◆ **EXERCISE BRIEF**: The required lines are those that contain "Vitamins"; pull them out of the data and copy them.

◆ **SUPPLIED MATERIAL**:
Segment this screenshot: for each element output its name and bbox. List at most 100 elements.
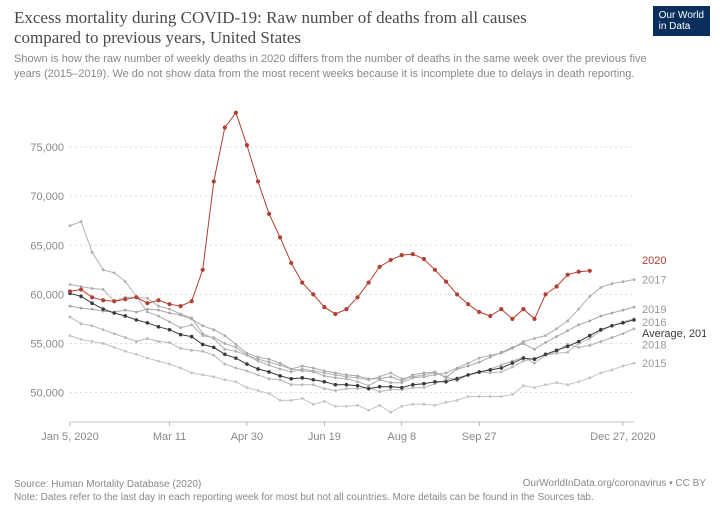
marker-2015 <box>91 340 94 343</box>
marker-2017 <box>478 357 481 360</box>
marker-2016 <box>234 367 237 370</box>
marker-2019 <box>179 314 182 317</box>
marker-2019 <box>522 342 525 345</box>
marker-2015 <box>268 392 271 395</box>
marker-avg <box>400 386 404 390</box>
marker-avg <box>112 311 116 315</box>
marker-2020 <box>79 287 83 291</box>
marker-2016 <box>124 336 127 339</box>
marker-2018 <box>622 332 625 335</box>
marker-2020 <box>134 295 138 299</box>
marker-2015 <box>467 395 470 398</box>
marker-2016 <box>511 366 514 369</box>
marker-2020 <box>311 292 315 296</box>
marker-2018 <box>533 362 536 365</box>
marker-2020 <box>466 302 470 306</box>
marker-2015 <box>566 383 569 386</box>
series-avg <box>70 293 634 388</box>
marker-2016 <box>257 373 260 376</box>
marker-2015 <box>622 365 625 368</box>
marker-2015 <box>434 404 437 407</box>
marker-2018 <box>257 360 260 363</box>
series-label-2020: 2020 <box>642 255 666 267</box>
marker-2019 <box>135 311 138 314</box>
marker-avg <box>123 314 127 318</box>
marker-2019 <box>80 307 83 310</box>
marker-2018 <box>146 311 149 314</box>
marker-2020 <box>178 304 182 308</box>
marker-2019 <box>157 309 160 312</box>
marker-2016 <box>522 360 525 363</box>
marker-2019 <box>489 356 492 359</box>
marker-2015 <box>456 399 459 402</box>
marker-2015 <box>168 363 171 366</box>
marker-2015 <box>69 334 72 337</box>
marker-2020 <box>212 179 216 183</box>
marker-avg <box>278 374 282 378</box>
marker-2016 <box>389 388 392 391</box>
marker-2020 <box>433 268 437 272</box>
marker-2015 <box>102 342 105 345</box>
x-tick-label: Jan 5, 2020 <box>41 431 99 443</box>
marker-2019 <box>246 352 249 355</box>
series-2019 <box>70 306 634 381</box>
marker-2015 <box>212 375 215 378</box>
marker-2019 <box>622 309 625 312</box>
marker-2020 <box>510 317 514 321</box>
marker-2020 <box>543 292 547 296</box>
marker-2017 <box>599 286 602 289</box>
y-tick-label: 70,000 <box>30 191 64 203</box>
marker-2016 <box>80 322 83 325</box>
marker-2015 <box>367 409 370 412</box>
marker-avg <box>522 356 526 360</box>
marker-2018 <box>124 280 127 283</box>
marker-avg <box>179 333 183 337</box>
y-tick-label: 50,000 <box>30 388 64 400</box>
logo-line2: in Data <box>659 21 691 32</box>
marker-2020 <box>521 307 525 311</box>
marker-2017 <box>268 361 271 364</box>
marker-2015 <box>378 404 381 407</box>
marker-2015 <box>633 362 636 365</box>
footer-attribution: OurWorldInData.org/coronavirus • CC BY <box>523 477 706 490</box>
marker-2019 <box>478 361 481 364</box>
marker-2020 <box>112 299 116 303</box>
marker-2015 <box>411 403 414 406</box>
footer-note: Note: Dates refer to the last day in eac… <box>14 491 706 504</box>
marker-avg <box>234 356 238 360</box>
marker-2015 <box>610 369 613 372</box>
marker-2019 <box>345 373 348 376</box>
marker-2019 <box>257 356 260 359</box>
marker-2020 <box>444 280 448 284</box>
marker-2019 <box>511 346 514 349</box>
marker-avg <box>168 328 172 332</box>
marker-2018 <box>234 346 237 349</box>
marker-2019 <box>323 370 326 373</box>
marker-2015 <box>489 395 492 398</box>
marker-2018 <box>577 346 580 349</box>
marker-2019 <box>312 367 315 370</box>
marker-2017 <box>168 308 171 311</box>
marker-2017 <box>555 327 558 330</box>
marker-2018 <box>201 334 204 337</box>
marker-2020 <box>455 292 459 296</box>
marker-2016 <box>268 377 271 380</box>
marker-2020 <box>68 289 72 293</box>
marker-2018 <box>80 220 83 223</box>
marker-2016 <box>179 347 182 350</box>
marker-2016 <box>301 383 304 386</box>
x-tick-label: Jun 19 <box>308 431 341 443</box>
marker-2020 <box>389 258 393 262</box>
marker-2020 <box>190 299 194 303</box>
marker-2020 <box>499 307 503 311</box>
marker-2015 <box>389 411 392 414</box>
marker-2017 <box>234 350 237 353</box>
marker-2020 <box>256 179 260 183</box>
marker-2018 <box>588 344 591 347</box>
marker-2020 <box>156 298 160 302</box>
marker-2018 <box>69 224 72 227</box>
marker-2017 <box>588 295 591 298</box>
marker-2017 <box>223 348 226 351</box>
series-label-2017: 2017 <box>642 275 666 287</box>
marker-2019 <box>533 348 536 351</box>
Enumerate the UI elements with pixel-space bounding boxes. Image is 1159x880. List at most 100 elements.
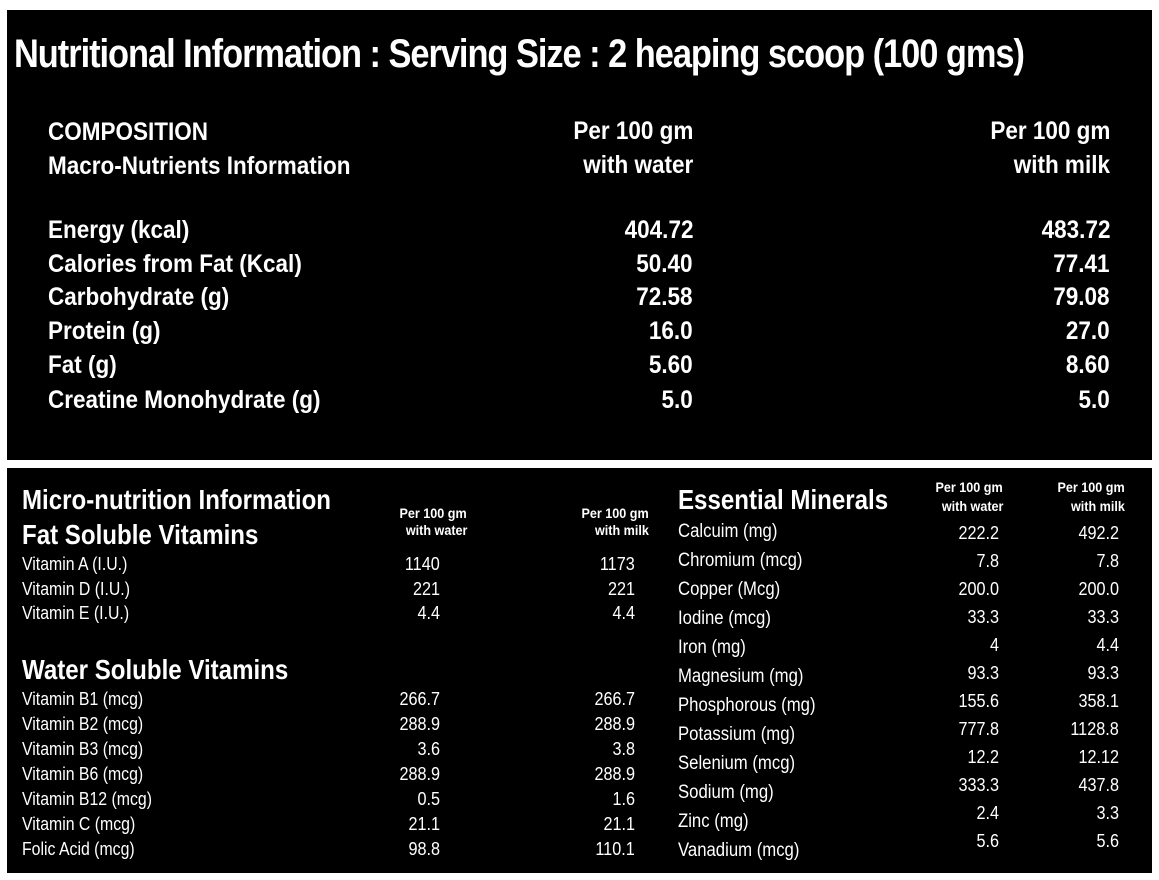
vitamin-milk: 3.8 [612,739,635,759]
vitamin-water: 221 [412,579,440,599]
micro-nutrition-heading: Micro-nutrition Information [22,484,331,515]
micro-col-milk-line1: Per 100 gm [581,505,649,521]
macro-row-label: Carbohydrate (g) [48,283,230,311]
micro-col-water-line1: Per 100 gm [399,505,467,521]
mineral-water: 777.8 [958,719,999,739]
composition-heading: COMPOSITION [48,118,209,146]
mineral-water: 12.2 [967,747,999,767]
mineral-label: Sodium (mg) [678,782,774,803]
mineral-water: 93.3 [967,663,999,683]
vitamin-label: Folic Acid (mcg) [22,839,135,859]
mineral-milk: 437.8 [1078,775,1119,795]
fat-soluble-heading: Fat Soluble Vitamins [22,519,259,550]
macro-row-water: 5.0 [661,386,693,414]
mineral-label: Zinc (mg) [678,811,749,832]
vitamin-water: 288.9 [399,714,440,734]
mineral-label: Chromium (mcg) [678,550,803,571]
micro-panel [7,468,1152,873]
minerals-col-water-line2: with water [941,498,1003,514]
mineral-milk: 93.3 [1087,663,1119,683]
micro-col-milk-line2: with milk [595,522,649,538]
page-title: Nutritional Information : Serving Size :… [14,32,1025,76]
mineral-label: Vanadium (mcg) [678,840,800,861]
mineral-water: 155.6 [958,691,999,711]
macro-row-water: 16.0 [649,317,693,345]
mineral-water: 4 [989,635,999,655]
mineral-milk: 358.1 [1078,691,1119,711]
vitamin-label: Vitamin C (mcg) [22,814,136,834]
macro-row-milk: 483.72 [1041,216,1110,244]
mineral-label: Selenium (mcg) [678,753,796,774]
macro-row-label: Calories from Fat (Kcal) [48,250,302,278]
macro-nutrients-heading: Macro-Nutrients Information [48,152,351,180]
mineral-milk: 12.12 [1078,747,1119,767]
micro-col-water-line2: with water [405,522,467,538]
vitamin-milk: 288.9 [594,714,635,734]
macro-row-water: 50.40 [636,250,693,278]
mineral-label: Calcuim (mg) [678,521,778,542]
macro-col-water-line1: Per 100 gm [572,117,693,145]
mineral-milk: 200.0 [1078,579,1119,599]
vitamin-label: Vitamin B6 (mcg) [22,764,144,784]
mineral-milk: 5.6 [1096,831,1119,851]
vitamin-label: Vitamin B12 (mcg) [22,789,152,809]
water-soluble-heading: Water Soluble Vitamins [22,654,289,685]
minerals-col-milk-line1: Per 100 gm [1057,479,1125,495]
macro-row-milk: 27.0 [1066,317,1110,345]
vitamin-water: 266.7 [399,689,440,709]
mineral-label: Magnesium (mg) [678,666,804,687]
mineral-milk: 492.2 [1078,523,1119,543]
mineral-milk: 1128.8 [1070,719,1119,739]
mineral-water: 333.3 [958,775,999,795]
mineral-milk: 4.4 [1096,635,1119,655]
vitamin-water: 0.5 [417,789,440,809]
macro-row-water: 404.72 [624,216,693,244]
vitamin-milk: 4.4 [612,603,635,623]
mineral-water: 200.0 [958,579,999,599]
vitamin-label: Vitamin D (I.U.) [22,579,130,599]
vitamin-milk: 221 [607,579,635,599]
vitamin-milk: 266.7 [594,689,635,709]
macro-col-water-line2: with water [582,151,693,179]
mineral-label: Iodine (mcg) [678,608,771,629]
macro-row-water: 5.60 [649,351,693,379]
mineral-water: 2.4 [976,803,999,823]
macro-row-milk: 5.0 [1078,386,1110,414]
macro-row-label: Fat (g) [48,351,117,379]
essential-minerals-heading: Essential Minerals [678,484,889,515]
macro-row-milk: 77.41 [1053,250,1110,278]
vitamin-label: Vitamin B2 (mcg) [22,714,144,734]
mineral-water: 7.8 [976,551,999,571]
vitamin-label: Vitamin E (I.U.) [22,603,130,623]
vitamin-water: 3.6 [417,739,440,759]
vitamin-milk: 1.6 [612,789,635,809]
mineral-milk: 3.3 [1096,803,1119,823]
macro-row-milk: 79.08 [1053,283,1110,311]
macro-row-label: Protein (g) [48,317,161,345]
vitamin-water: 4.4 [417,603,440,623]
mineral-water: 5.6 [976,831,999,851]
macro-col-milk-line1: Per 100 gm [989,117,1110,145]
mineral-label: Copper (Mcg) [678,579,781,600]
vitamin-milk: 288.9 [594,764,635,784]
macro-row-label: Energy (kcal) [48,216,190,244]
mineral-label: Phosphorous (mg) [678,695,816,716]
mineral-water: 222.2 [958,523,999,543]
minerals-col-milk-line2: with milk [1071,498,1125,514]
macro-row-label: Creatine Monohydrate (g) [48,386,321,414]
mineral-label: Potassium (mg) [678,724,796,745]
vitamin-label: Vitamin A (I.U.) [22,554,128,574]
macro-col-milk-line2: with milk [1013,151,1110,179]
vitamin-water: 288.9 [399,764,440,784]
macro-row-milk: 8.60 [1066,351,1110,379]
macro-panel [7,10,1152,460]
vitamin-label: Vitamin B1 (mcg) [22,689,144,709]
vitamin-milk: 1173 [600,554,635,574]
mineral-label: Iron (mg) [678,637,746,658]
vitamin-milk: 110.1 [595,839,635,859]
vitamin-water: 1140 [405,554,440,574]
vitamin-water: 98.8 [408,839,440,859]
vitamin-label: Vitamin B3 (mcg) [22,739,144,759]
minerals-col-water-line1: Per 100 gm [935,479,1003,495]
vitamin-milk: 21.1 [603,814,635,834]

◆ **RESPONSE TO THIS EXERCISE**:
fat-soluble-heading: Fat Soluble Vitamins [22,519,259,550]
water-soluble-heading: Water Soluble Vitamins [22,654,289,685]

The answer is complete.